Material start

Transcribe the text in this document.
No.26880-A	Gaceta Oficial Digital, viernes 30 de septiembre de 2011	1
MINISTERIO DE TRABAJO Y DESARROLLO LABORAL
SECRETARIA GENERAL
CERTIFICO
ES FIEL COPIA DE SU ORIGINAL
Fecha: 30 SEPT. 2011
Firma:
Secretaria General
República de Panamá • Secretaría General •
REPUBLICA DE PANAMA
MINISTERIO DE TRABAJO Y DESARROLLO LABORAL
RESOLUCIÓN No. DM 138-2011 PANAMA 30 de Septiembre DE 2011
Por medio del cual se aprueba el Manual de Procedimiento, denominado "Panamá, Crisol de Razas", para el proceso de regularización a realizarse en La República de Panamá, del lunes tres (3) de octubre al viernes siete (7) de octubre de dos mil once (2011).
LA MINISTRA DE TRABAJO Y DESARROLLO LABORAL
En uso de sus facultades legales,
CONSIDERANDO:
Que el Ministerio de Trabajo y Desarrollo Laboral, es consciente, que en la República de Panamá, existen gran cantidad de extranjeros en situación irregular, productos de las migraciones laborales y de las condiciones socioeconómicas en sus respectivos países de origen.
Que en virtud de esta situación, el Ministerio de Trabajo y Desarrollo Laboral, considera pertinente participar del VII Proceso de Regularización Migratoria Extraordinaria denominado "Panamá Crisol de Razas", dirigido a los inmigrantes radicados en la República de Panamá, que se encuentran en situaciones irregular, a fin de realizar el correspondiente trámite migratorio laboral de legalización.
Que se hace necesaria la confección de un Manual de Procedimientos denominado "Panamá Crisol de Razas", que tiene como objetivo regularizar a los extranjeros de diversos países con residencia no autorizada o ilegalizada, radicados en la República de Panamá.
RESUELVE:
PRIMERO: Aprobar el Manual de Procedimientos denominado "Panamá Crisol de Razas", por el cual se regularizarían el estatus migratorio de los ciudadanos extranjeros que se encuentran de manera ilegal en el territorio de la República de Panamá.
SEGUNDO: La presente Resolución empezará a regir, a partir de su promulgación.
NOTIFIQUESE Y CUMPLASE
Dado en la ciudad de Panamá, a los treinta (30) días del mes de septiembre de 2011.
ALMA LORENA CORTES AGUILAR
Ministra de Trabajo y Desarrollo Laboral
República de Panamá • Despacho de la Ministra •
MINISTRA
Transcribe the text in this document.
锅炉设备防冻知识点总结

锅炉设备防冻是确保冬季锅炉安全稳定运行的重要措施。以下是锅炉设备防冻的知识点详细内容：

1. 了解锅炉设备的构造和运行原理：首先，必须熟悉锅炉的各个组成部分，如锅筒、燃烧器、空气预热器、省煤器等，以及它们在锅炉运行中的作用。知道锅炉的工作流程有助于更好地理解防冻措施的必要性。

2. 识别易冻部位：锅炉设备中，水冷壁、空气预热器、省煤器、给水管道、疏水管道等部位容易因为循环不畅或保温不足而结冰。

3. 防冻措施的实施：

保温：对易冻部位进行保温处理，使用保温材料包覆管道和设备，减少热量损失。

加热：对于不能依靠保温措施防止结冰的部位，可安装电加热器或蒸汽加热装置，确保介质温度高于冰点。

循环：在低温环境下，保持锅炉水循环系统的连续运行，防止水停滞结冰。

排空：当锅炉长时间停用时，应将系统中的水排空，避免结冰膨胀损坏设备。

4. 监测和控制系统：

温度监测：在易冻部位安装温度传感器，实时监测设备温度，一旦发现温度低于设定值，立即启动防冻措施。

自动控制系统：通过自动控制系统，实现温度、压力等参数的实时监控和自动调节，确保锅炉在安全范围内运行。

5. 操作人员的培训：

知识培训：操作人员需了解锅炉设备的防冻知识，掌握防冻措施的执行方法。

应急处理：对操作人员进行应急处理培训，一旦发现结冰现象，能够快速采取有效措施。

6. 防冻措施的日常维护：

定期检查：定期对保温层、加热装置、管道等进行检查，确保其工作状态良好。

Material end

Do this ->
Find each line with the string "países" and copy it out.

Written answer ->
Que el Ministerio de Trabajo y Desarrollo Laboral, es consciente, que en la República de Panamá, existen gran cantidad de extranjeros en situación irregular, productos de las migraciones laborales y de las condiciones socioeconómicas en sus respectivos países de origen.
Que se hace necesaria la confección de un Manual de Procedimientos denominado "Panamá Crisol de Razas", que tiene como objetivo regularizar a los extranjeros de diversos países con residencia no autorizada o ilegalizada, radicados en la República de Panamá.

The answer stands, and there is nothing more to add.